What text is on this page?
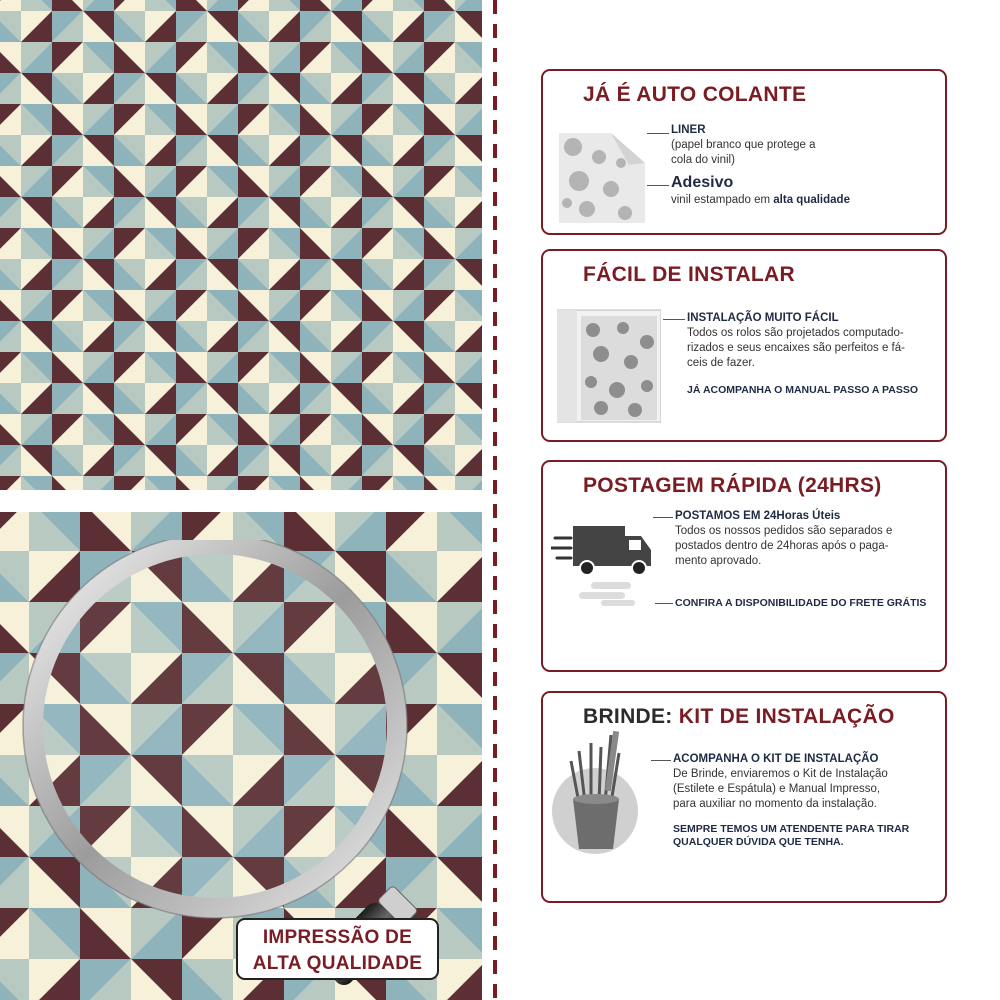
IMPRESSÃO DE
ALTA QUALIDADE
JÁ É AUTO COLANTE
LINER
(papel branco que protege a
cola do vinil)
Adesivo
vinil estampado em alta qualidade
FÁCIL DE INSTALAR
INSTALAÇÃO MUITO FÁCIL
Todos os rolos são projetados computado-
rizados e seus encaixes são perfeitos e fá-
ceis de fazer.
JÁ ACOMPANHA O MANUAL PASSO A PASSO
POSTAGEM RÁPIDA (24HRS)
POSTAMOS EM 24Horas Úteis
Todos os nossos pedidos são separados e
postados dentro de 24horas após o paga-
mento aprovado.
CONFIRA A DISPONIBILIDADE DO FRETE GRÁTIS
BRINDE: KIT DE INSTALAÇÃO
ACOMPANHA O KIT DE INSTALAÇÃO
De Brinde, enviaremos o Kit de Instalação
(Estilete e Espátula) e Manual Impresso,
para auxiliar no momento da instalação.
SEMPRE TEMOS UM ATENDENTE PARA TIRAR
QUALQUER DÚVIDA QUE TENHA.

══════════

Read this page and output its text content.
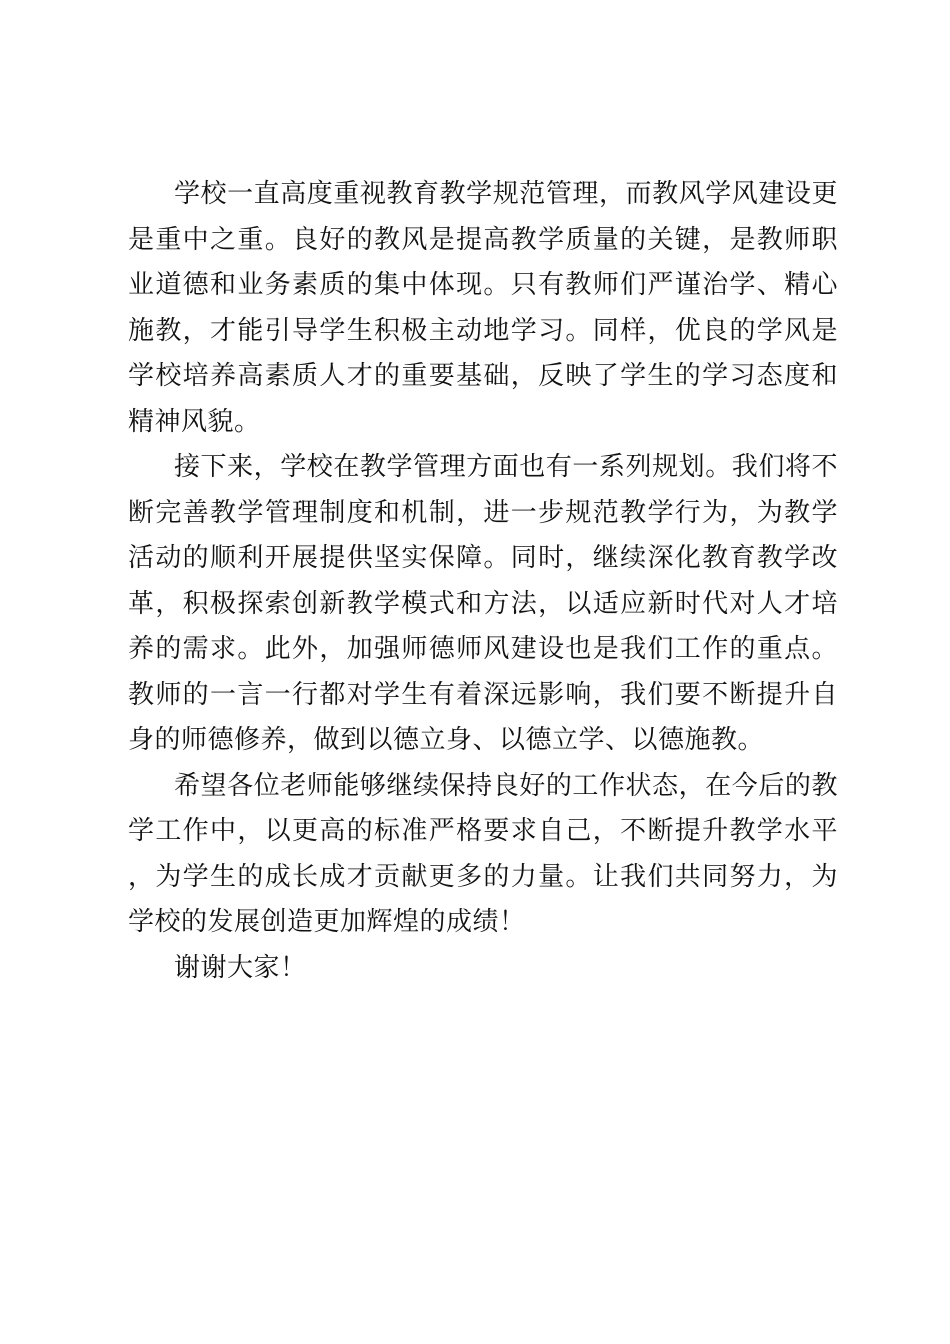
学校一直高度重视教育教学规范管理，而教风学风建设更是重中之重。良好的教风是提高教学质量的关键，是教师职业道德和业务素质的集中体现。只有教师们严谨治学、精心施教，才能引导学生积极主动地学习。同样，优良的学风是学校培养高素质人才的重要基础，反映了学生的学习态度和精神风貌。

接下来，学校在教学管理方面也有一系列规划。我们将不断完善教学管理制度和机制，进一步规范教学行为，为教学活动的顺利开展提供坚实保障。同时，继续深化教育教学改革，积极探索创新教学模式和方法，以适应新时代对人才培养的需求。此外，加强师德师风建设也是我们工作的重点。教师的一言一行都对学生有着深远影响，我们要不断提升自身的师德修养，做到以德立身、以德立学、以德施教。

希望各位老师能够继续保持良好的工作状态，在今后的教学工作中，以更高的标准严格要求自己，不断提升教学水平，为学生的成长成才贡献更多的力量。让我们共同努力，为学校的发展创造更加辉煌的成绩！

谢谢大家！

══════════

__GOAL__.
Copy out each line of the records where the string "this" appears.

__ANSWER BELOW__.
What text is on this page?
Read this page and output its text content.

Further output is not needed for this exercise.